RECORDS TO PROCESS:

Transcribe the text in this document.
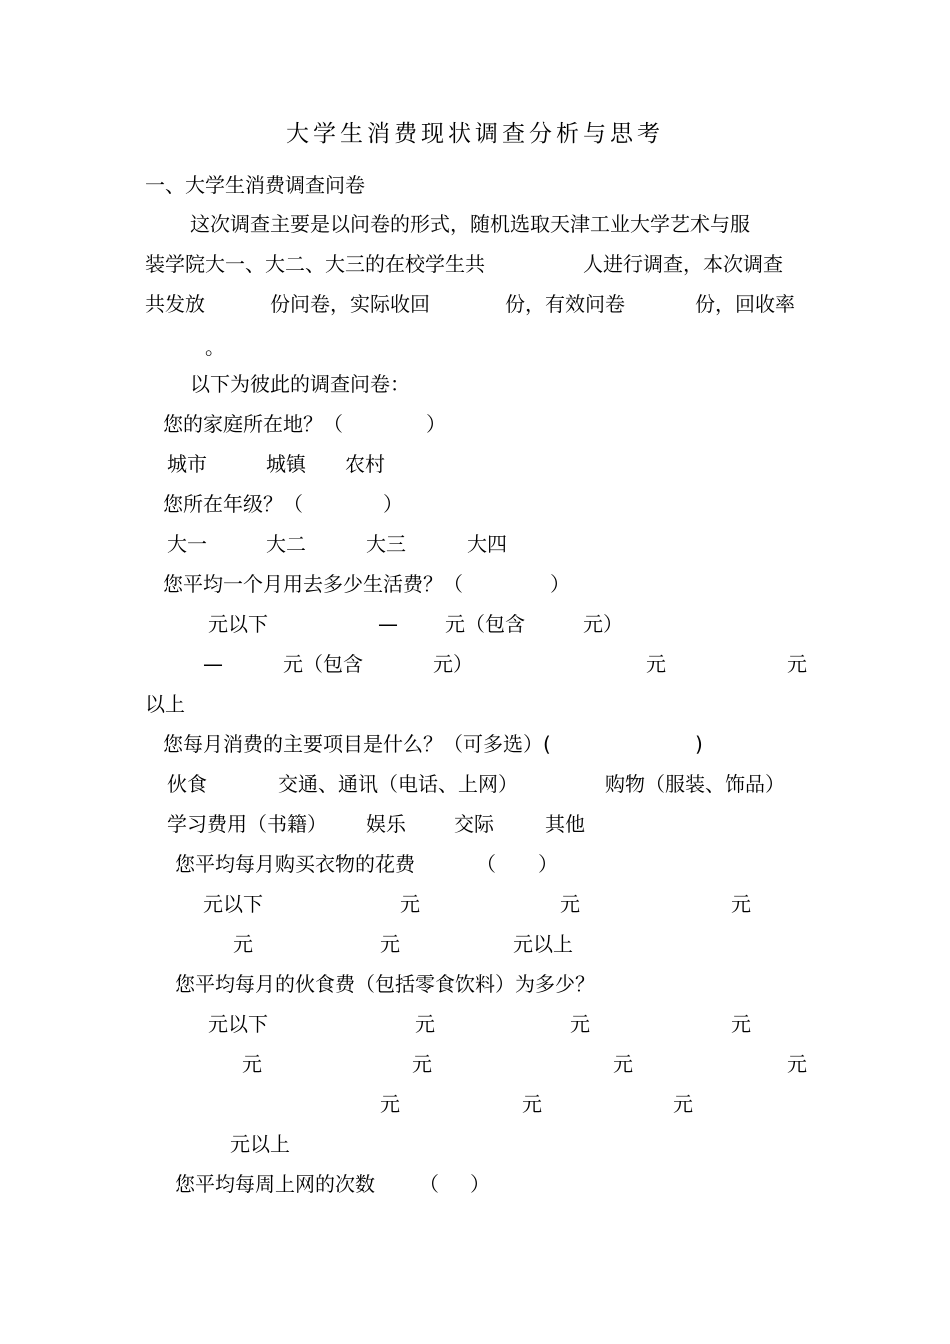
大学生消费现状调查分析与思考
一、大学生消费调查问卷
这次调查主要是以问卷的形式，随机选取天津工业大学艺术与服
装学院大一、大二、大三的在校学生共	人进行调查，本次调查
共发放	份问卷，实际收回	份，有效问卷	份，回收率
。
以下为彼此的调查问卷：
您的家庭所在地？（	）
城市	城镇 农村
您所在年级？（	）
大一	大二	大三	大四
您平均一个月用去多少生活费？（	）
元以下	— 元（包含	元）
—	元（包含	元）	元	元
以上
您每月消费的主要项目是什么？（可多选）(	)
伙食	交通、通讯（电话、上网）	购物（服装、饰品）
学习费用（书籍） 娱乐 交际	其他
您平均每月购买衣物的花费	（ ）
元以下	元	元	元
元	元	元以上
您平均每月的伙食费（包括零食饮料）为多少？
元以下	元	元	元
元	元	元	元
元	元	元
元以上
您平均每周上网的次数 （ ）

YOUR INSTRUCTIONS:
Retype each record exactly as it stands, but do not include the pictures.

TASK SOLUTION:
Transcribe the text in this document.
大学生消费现状调查分析与思考
一、大学生消费调查问卷
这次调查主要是以问卷的形式，随机选取天津工业大学艺术与服
装学院大一、大二、大三的在校学生共	人进行调查，本次调查
共发放	份问卷，实际收回	份，有效问卷	份，回收率
。
以下为彼此的调查问卷：
您的家庭所在地？（	）
城市	城镇 农村
您所在年级？（	）
大一	大二	大三	大四
您平均一个月用去多少生活费？（	）
元以下	— 元（包含	元）
—	元（包含	元）	元	元
以上
您每月消费的主要项目是什么？（可多选）(	)
伙食	交通、通讯（电话、上网）	购物（服装、饰品）
学习费用（书籍） 娱乐 交际	其他
您平均每月购买衣物的花费	（ ）
元以下	元	元	元
元	元	元以上
您平均每月的伙食费（包括零食饮料）为多少？
元以下	元	元	元
元	元	元	元
元	元	元
元以上
您平均每周上网的次数 （ ）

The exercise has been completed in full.